• Exercise prompt
Show every line in the records below that contains the word "name".

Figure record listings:
◇ ◇ ◇ ◇ ◇ ◇ ◇

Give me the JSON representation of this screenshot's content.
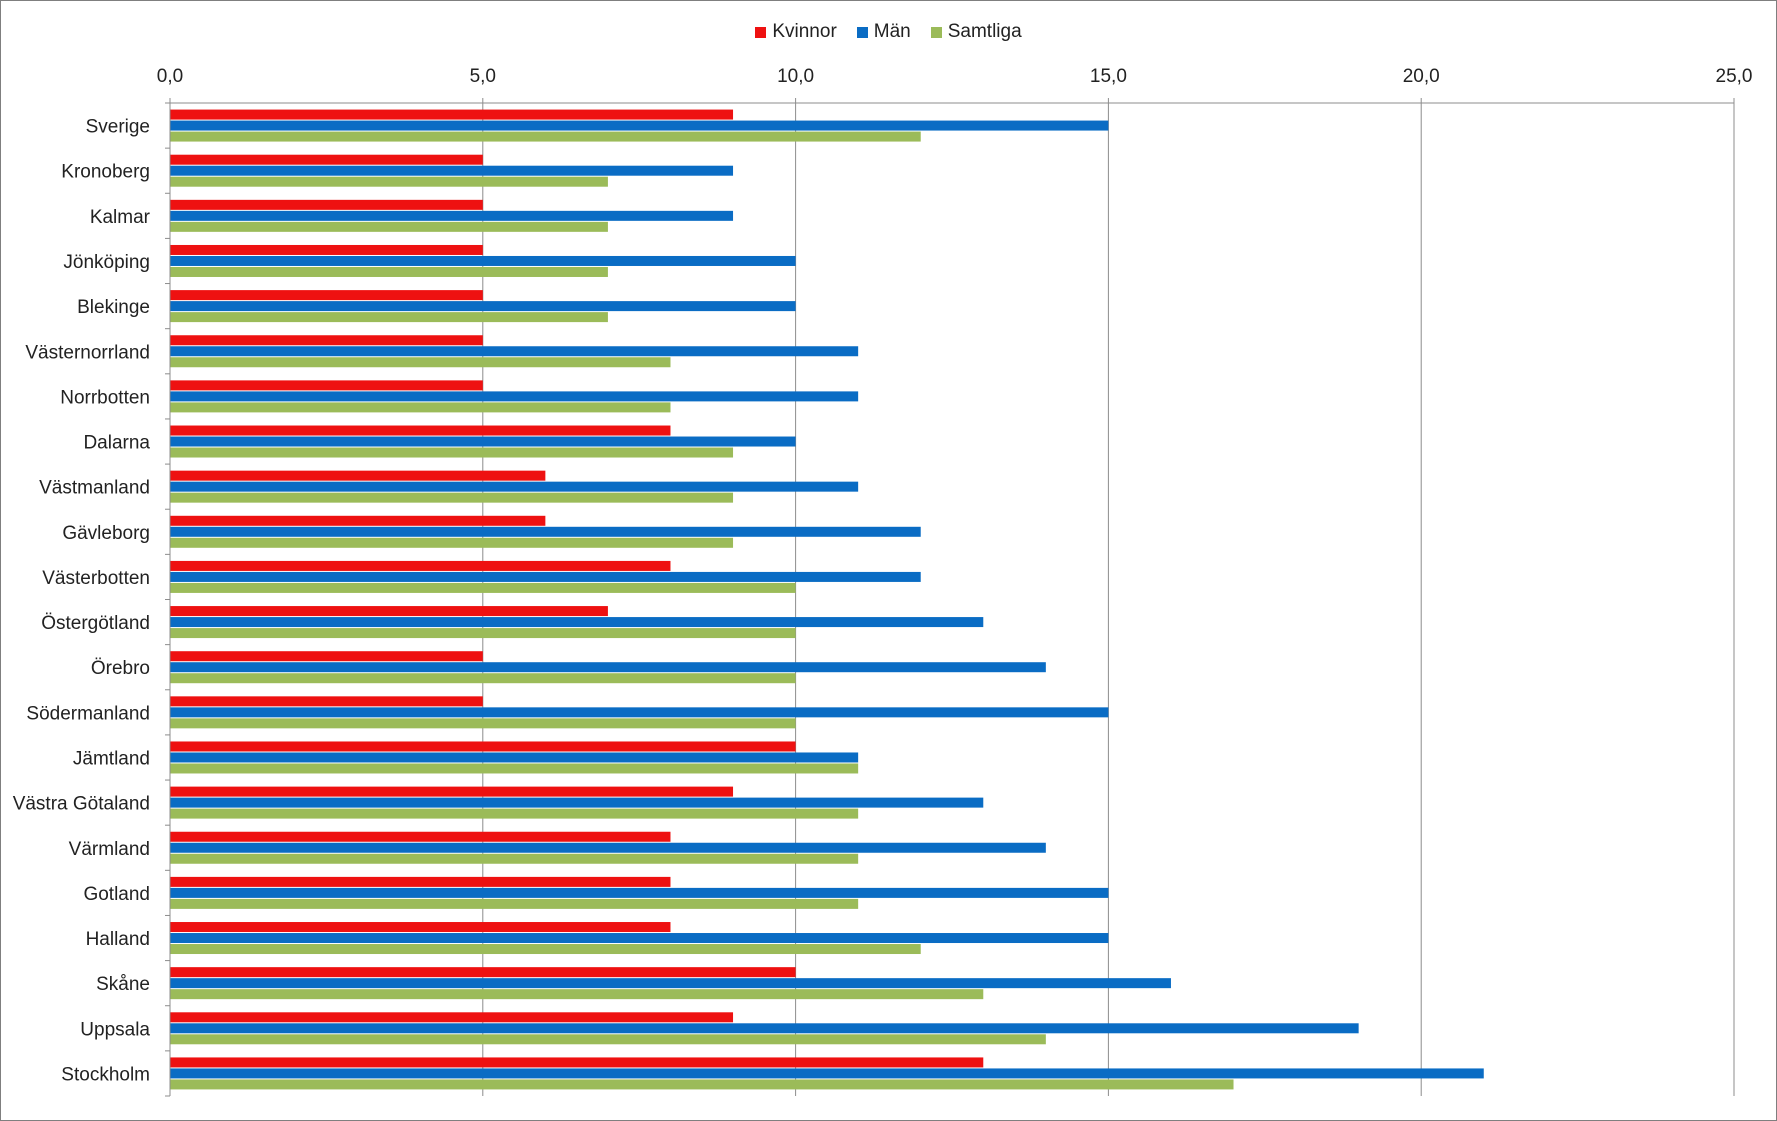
{
  "chart_data": {
    "type": "bar",
    "orientation": "horizontal",
    "categories": [
      "Sverige",
      "Kronoberg",
      "Kalmar",
      "Jönköping",
      "Blekinge",
      "Västernorrland",
      "Norrbotten",
      "Dalarna",
      "Västmanland",
      "Gävleborg",
      "Västerbotten",
      "Östergötland",
      "Örebro",
      "Södermanland",
      "Jämtland",
      "Västra Götaland",
      "Värmland",
      "Gotland",
      "Halland",
      "Skåne",
      "Uppsala",
      "Stockholm"
    ],
    "series": [
      {
        "name": "Kvinnor",
        "color": "#ee1111",
        "values": [
          9,
          5,
          5,
          5,
          5,
          5,
          5,
          8,
          6,
          6,
          8,
          7,
          5,
          5,
          10,
          9,
          8,
          8,
          8,
          10,
          9,
          13
        ]
      },
      {
        "name": "Män",
        "color": "#0a6cc4",
        "values": [
          15,
          9,
          9,
          10,
          10,
          11,
          11,
          10,
          11,
          12,
          12,
          13,
          14,
          15,
          11,
          13,
          14,
          15,
          15,
          16,
          19,
          21
        ]
      },
      {
        "name": "Samtliga",
        "color": "#9bbb59",
        "values": [
          12,
          7,
          7,
          7,
          7,
          8,
          8,
          9,
          9,
          9,
          10,
          10,
          10,
          10,
          11,
          11,
          11,
          11,
          12,
          13,
          14,
          17
        ]
      }
    ],
    "xlim": [
      0,
      25
    ],
    "ticks": [
      "0,0",
      "5,0",
      "10,0",
      "15,0",
      "20,0",
      "25,0"
    ],
    "tick_values": [
      0,
      5,
      10,
      15,
      20,
      25
    ],
    "axis_position": "top",
    "grid": "vertical",
    "legend_position": "top-center"
  }
}
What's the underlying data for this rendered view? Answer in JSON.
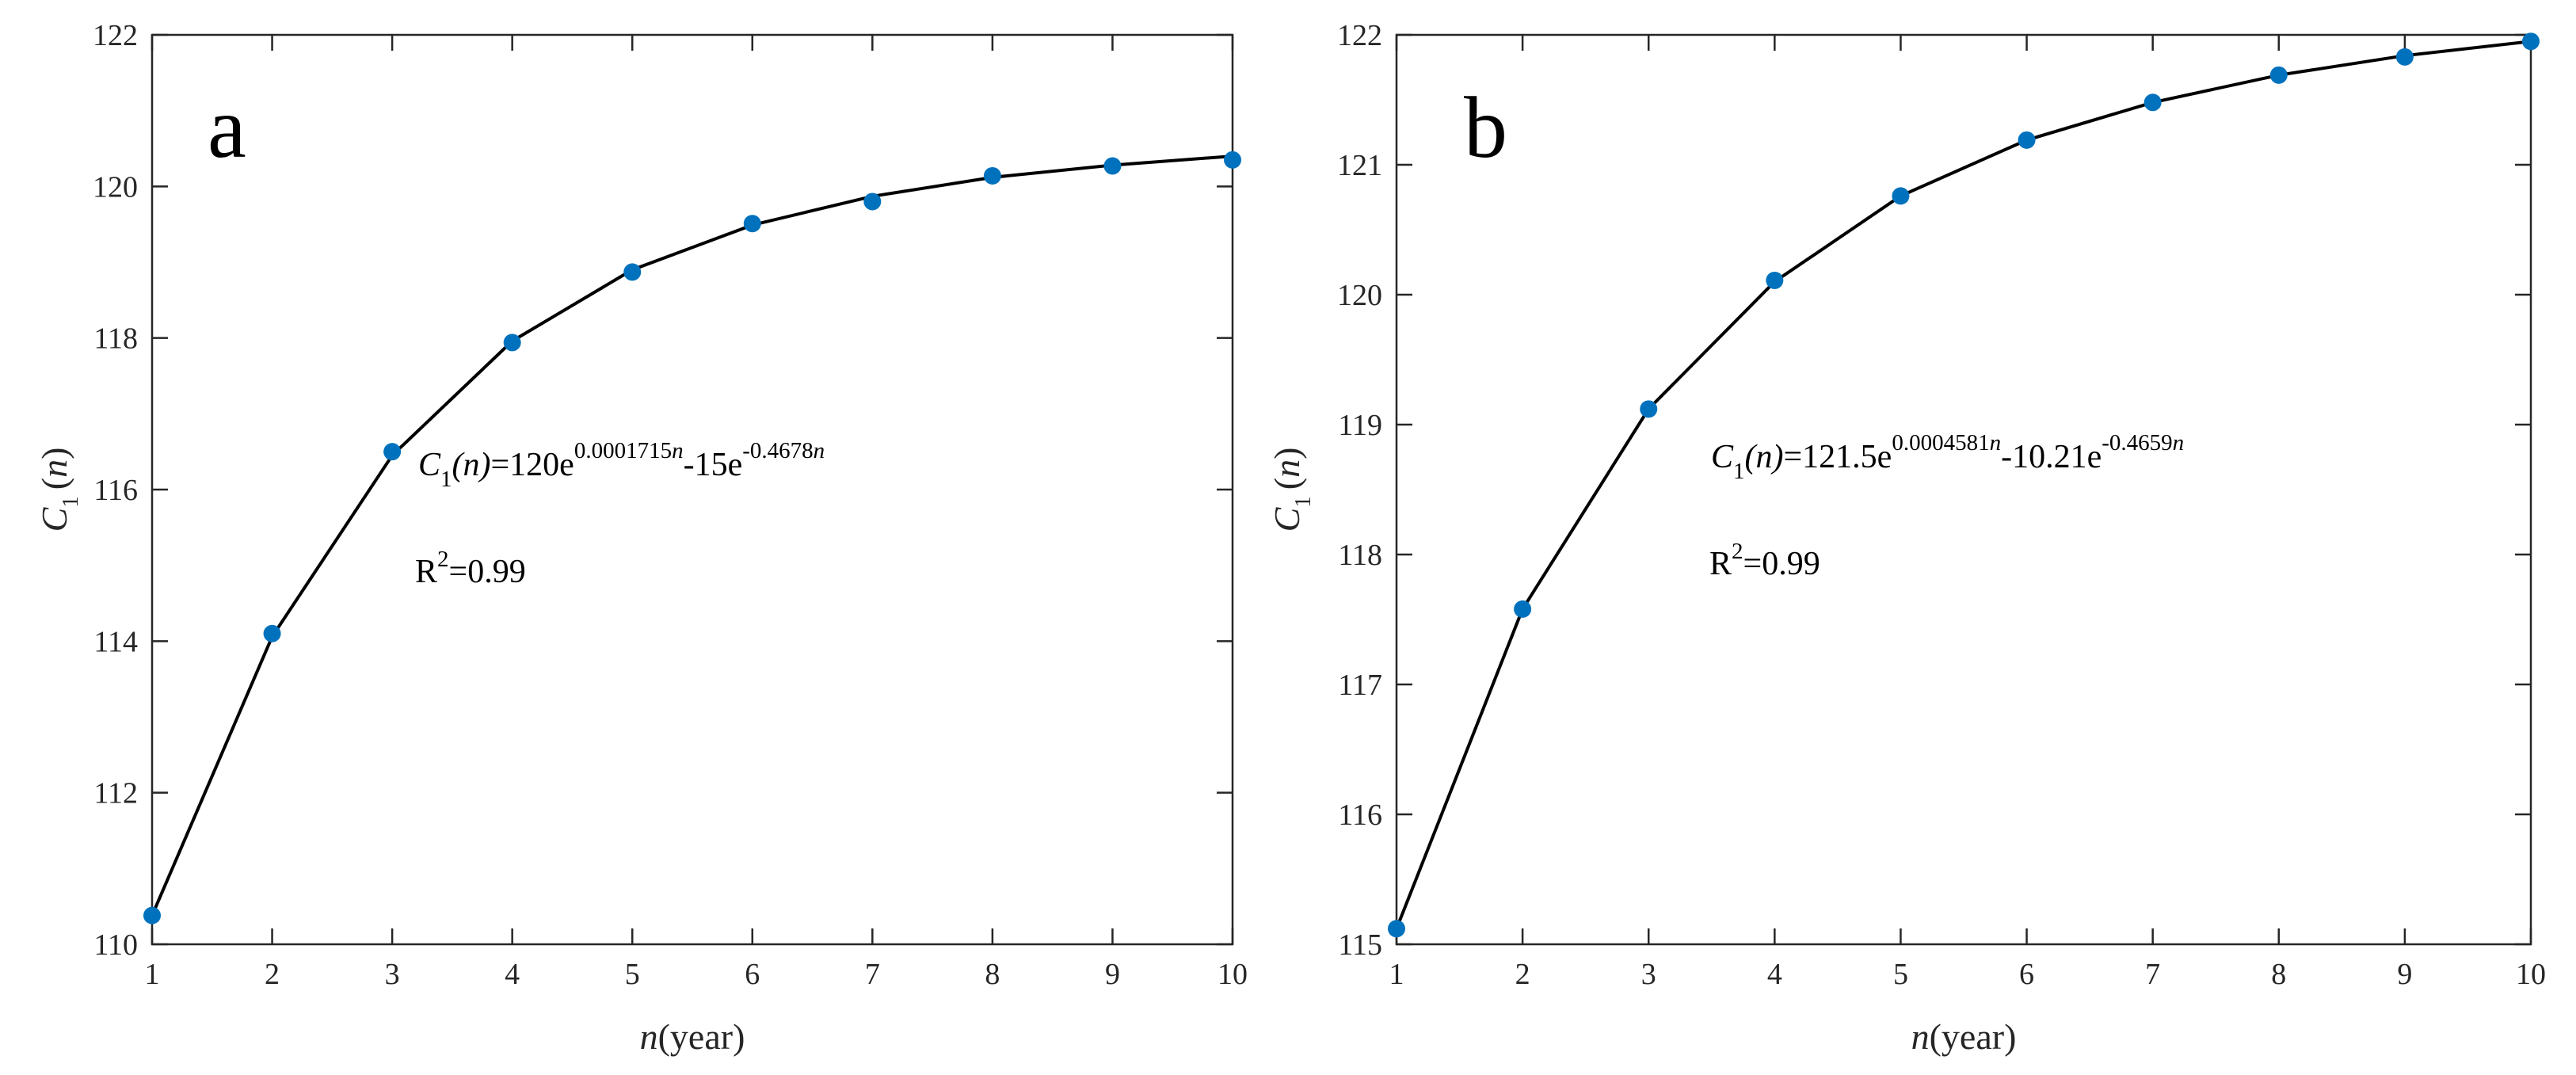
{
  "chart_data": [
    {
      "type": "scatter",
      "panel_label": "a",
      "xlabel": {
        "italic": "n",
        "rest": "(year)"
      },
      "ylabel": {
        "italic": "C",
        "sub": "1",
        "paren_open": "(",
        "arg": "n",
        "paren_close": ")"
      },
      "xlim": [
        1,
        10
      ],
      "ylim": [
        110,
        122
      ],
      "x_ticks": [
        1,
        2,
        3,
        4,
        5,
        6,
        7,
        8,
        9,
        10
      ],
      "y_ticks": [
        110,
        112,
        114,
        116,
        118,
        120,
        122
      ],
      "grid": false,
      "marker_color": "#0072BD",
      "line_color": "#000000",
      "series": [
        {
          "kind": "markers",
          "x": [
            1,
            2,
            3,
            4,
            5,
            6,
            7,
            8,
            9,
            10
          ],
          "y": [
            110.38,
            114.1,
            116.5,
            117.94,
            118.87,
            119.51,
            119.8,
            120.14,
            120.27,
            120.35
          ]
        },
        {
          "kind": "fit-line",
          "x": [
            1,
            2,
            3,
            4,
            5,
            6,
            7,
            8,
            9,
            10
          ],
          "y": [
            110.38,
            114.06,
            116.45,
            117.96,
            118.9,
            119.49,
            119.87,
            120.12,
            120.28,
            120.4
          ]
        }
      ],
      "equation": {
        "c": "C",
        "c_sub": "1",
        "arg": "(n)",
        "body_1": "=120e",
        "exp_1": "0.0001715",
        "exp_1_n": "n",
        "body_2": "-15e",
        "exp_2": "-0.4678",
        "exp_2_n": "n"
      },
      "r2": {
        "r": "R",
        "sup": "2",
        "value": "=0.99"
      }
    },
    {
      "type": "scatter",
      "panel_label": "b",
      "xlabel": {
        "italic": "n",
        "rest": "(year)"
      },
      "ylabel": {
        "italic": "C",
        "sub": "1",
        "paren_open": "(",
        "arg": "n",
        "paren_close": ")"
      },
      "xlim": [
        1,
        10
      ],
      "ylim": [
        115,
        122
      ],
      "x_ticks": [
        1,
        2,
        3,
        4,
        5,
        6,
        7,
        8,
        9,
        10
      ],
      "y_ticks": [
        115,
        116,
        117,
        118,
        119,
        120,
        121,
        122
      ],
      "grid": false,
      "marker_color": "#0072BD",
      "line_color": "#000000",
      "series": [
        {
          "kind": "markers",
          "x": [
            1,
            2,
            3,
            4,
            5,
            6,
            7,
            8,
            9,
            10
          ],
          "y": [
            115.12,
            117.58,
            119.12,
            120.11,
            120.76,
            121.19,
            121.48,
            121.69,
            121.83,
            121.95
          ]
        },
        {
          "kind": "fit-line",
          "x": [
            1,
            2,
            3,
            4,
            5,
            6,
            7,
            8,
            9,
            10
          ],
          "y": [
            115.12,
            117.58,
            119.12,
            120.1,
            120.76,
            121.19,
            121.48,
            121.69,
            121.84,
            121.95
          ]
        }
      ],
      "equation": {
        "c": "C",
        "c_sub": "1",
        "arg": "(n)",
        "body_1": "=121.5e",
        "exp_1": "0.0004581",
        "exp_1_n": "n",
        "body_2": "-10.21e",
        "exp_2": "-0.4659",
        "exp_2_n": "n"
      },
      "r2": {
        "r": "R",
        "sup": "2",
        "value": "=0.99"
      }
    }
  ]
}
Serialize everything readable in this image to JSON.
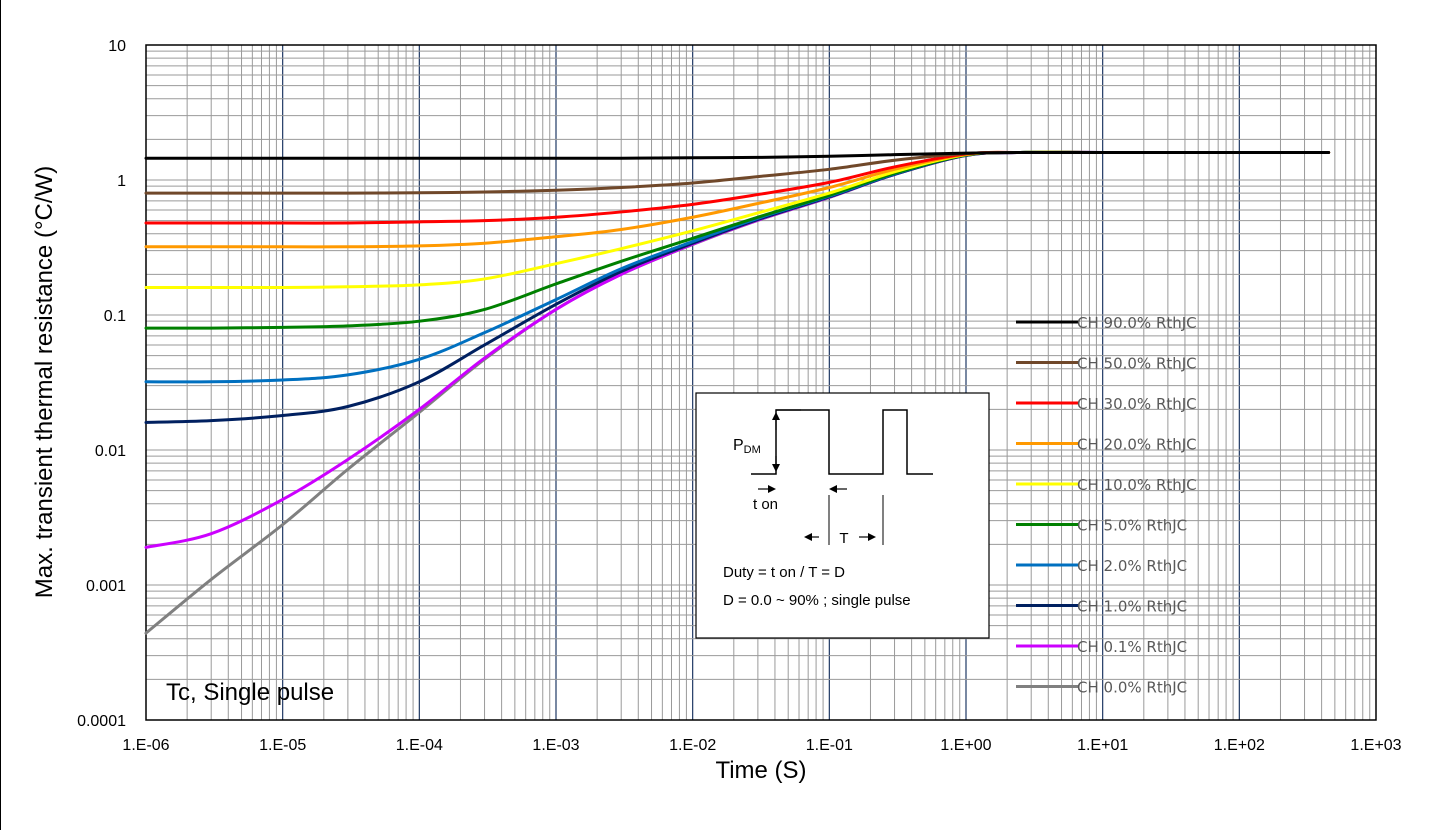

◇ ◇ ◇ ◇ ◇ ◇ ◇

• Exercise answer
        "name": "Kvinnor",
        "name": "Män",
        "name": "Samtliga",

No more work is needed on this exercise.